**EXERCISE DESCRIPTION**. Select each line where the word "Turing" appears.

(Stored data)
○ ○ ○ ○ ○

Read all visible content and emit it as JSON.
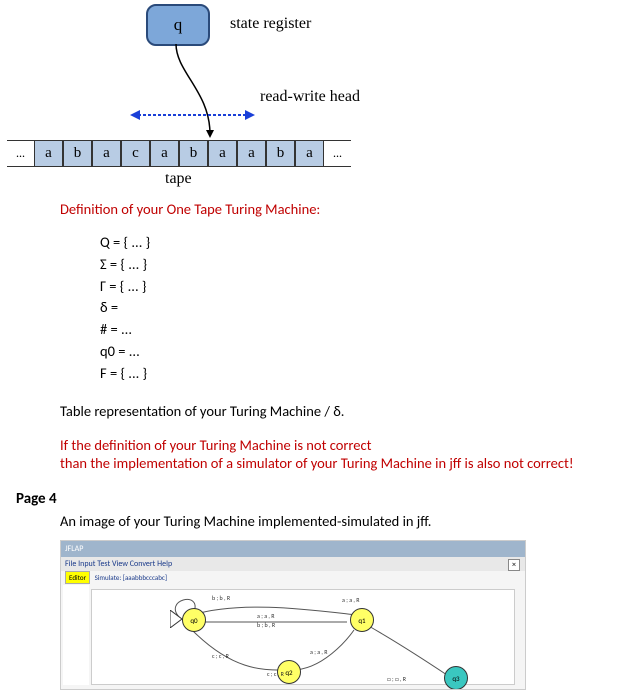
{
  "diagram": {
    "state_letter": "q",
    "label_state_register": "state register",
    "label_read_write_head": "read-write head",
    "tape_cells": [
      "a",
      "b",
      "a",
      "c",
      "a",
      "b",
      "a",
      "a",
      "b",
      "a"
    ],
    "tape_ellipsis": "...",
    "tape_label": "tape"
  },
  "definition": {
    "title": "Definition of your One Tape Turing Machine:",
    "lines": [
      "Q = { ... }",
      "Σ = { ... }",
      "Γ = { ... }",
      "δ =",
      "# = ...",
      "q0 = ...",
      "F = { ... }"
    ],
    "table_caption": "Table representation of your Turing Machine / δ.",
    "warning_line1": "If the definition of your Turing Machine is not correct",
    "warning_line2": "than the implementation of a simulator of your Turing Machine in jff is also not correct!"
  },
  "page4": {
    "label": "Page 4",
    "caption": "An image of your Turing Machine implemented-simulated in jff."
  },
  "jff": {
    "title_bar": "JFLAP",
    "menu": "File  Input  Test  View  Convert  Help",
    "tab_editor": "Editor",
    "tab_sim": "Simulate: [aaabbbcccabc]",
    "close": "×",
    "states": [
      "q0",
      "q1",
      "q2",
      "q3"
    ],
    "transitions": [
      "b ; b , R",
      "a ; a , R",
      "b ; b , R",
      "a ; a , R",
      "c ; c , R",
      "a ; a , R",
      "□ ; □ , R"
    ]
  }
}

○ ○ ○ ○ ○

**ANSWER TO THE EXERCISE**.
    "title": "Definition of your One Tape Turing Machine:",
    "table_caption": "Table representation of your Turing Machine / δ.",
    "warning_line1": "If the definition of your Turing Machine is not correct",
    "warning_line2": "than the implementation of a simulator of your Turing Machine in jff is also not correct!"
    "caption": "An image of your Turing Machine implemented-simulated in jff."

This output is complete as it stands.